### BRIEF
Below are the records. List every line holding the word "расчета".

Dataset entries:
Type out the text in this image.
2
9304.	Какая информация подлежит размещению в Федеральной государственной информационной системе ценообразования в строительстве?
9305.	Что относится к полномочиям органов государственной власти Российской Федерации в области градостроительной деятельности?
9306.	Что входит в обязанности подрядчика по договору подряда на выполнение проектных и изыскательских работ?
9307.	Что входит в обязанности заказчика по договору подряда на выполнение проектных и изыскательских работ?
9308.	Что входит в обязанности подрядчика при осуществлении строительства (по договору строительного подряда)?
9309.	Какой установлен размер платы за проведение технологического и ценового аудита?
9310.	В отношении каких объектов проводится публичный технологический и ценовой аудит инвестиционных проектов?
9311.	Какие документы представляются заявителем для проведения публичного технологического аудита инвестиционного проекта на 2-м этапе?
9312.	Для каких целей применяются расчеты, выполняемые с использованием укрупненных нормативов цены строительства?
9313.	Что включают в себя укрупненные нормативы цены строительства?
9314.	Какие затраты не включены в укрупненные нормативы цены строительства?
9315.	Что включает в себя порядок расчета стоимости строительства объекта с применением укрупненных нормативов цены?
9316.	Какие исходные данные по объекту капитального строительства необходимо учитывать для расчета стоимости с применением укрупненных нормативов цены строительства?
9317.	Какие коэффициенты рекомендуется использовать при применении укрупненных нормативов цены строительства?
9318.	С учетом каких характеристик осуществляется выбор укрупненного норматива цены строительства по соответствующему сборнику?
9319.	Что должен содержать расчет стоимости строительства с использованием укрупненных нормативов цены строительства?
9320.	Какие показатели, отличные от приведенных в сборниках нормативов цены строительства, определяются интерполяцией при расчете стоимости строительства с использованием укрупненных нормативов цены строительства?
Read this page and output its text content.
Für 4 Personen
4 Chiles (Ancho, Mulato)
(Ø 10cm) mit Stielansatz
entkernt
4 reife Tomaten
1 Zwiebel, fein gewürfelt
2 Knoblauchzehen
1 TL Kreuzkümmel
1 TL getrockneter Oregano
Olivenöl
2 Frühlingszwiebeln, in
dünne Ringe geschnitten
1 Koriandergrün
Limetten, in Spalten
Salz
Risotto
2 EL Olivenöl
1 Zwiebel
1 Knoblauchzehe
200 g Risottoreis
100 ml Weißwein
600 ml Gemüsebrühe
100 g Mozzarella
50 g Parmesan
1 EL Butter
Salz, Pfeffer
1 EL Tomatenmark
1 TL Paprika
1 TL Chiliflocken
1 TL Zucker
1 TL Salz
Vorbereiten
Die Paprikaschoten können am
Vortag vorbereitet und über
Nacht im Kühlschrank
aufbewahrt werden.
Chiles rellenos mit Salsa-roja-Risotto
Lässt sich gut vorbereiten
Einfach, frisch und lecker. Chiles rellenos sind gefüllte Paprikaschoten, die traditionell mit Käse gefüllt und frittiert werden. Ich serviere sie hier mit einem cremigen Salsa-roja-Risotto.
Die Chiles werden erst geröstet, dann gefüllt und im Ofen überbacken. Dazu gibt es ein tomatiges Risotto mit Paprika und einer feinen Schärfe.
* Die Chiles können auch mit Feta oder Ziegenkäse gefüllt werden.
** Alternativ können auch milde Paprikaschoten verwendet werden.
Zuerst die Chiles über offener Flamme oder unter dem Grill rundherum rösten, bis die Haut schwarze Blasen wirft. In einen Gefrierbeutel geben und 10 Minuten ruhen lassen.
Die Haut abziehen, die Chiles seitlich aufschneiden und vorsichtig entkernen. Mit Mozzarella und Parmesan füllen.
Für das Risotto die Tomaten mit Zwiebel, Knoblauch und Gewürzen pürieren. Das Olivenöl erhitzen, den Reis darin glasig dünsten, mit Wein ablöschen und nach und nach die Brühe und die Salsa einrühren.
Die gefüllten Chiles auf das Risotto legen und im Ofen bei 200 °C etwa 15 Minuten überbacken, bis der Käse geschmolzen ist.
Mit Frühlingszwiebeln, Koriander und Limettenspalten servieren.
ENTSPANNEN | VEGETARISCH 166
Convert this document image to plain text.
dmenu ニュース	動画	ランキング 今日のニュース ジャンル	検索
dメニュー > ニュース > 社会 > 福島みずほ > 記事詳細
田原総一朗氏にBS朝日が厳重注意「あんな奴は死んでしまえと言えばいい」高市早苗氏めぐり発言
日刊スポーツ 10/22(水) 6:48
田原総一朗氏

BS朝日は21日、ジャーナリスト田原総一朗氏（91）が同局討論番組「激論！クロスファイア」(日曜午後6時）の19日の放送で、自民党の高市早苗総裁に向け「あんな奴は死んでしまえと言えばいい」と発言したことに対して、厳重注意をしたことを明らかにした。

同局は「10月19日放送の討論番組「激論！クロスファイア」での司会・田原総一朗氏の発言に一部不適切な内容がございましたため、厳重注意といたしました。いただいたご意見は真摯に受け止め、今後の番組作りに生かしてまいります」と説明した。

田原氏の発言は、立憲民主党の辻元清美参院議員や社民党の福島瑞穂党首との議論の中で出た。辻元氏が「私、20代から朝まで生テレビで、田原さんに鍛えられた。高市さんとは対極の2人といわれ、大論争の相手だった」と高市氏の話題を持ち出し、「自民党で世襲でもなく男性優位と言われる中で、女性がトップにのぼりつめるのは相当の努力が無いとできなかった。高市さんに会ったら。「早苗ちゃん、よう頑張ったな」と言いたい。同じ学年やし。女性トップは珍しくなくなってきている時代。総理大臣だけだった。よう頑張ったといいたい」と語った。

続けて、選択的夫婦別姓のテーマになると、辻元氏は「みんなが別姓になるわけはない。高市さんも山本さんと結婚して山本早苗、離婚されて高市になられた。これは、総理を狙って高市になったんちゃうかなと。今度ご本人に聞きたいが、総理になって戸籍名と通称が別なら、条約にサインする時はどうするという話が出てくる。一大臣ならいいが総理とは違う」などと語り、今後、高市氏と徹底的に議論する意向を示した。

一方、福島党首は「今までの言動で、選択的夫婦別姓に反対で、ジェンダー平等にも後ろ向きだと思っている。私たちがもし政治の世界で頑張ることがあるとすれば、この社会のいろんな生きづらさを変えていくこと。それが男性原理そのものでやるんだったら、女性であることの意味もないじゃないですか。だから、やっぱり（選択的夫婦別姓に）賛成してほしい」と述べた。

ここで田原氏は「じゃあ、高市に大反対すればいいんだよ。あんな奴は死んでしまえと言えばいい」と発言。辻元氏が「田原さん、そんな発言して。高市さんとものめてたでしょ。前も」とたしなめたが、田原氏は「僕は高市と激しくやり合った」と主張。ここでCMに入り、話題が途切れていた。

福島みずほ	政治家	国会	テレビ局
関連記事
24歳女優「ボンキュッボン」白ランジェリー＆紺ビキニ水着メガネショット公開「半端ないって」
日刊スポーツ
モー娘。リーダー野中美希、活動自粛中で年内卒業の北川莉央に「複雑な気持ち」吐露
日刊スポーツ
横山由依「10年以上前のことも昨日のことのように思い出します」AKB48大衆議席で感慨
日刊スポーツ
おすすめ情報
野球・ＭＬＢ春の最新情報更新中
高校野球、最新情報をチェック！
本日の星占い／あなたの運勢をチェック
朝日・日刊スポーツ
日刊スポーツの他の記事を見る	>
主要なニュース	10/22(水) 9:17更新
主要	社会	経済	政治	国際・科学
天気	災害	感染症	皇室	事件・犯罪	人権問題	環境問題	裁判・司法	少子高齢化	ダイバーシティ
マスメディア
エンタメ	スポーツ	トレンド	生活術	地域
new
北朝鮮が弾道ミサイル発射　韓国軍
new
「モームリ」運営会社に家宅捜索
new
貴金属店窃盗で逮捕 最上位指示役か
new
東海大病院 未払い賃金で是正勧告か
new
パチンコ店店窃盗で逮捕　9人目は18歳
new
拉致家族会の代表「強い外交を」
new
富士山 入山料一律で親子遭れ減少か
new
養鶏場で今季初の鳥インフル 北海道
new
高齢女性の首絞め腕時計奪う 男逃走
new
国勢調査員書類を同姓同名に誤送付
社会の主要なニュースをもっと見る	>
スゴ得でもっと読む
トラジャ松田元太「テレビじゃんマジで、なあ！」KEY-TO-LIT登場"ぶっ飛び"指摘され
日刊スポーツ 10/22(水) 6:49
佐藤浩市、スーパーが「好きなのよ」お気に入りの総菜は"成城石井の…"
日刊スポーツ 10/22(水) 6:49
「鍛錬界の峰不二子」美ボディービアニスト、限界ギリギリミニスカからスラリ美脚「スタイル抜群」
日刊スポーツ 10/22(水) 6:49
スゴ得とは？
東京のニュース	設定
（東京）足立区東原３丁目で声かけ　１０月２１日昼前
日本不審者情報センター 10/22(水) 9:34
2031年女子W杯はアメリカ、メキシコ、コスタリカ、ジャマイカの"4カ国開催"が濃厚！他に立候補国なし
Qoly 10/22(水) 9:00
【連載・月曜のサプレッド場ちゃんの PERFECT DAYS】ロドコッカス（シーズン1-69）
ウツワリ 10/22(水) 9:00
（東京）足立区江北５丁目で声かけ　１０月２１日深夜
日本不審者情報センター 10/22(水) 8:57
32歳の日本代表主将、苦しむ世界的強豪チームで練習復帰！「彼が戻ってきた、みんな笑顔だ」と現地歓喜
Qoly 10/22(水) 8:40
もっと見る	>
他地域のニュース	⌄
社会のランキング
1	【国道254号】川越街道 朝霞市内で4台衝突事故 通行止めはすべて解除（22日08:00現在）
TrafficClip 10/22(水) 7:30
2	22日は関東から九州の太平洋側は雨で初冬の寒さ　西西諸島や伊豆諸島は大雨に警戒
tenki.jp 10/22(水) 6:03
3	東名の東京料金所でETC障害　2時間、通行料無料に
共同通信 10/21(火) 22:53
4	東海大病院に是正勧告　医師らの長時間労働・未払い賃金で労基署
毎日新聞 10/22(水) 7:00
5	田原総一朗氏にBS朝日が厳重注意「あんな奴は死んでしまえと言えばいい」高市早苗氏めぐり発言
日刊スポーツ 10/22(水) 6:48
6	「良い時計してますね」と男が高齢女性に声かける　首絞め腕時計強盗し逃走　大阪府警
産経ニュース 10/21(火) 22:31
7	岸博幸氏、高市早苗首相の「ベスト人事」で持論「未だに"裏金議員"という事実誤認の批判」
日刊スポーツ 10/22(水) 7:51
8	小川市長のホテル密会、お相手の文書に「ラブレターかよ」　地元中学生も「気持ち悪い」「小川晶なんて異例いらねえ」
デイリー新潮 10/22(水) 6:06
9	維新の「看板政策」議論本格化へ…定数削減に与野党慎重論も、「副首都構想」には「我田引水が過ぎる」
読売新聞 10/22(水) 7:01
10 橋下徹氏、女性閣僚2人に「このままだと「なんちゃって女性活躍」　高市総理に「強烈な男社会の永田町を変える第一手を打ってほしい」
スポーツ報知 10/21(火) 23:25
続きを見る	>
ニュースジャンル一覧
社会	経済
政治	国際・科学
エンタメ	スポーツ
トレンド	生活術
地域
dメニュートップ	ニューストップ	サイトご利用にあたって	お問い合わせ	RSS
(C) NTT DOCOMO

### WRITTEN ANSWER
9315.	Что включает в себя порядок расчета стоимости строительства объекта с применением укрупненных нормативов цены?
9316.	Какие исходные данные по объекту капитального строительства необходимо учитывать для расчета стоимости с применением укрупненных нормативов цены строительства?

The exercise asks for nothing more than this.